- REQUIRED WORK -
Rewrite the records below, changing every "legend-label" to "legend-entry" and keeping everything else the same. Leave the pictures out of your answer.

>> Start INPUT DATA

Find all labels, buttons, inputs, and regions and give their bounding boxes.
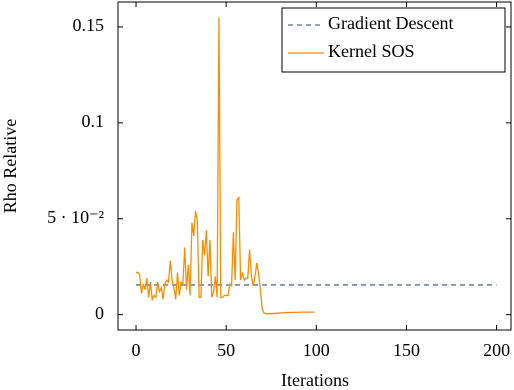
x-tick-label: 150 (393, 340, 420, 360)
y-tick-label: 0.15 (73, 15, 105, 35)
x-axis-label: Iterations (281, 370, 349, 390)
plot-frame (117, 1, 512, 331)
y-tick-label: 5 · 10⁻² (47, 207, 104, 227)
x-tick-label: 100 (303, 340, 330, 360)
y-tick-label: 0.1 (82, 111, 105, 131)
x-tick-label: 50 (217, 340, 235, 360)
x-tick-label: 0 (132, 340, 141, 360)
series-line (136, 17, 315, 315)
x-tick-label: 200 (483, 340, 510, 360)
legend-label: Kernel SOS (328, 41, 415, 61)
legend-box (281, 7, 506, 73)
legend-label: Gradient Descent (328, 13, 453, 33)
y-axis-label: Rho Relative (0, 119, 20, 213)
y-tick-label: 0 (95, 303, 104, 323)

>> End INPUT DATA

- EXERCISE RESPONSE -
Find all labels, buttons, inputs, and regions and give their bounding boxes.
x-tick-label: 150 (393, 340, 420, 360)
y-tick-label: 0.15 (73, 15, 105, 35)
x-axis-label: Iterations (281, 370, 349, 390)
plot-frame (117, 1, 512, 331)
y-tick-label: 5 · 10⁻² (47, 207, 104, 227)
x-tick-label: 100 (303, 340, 330, 360)
y-tick-label: 0.1 (82, 111, 105, 131)
x-tick-label: 50 (217, 340, 235, 360)
x-tick-label: 0 (132, 340, 141, 360)
series-line (136, 17, 315, 315)
x-tick-label: 200 (483, 340, 510, 360)
legend-entry: Kernel SOS (328, 41, 415, 61)
legend-box (281, 7, 506, 73)
legend-entry: Gradient Descent (328, 13, 453, 33)
y-axis-label: Rho Relative (0, 119, 20, 213)
y-tick-label: 0 (95, 303, 104, 323)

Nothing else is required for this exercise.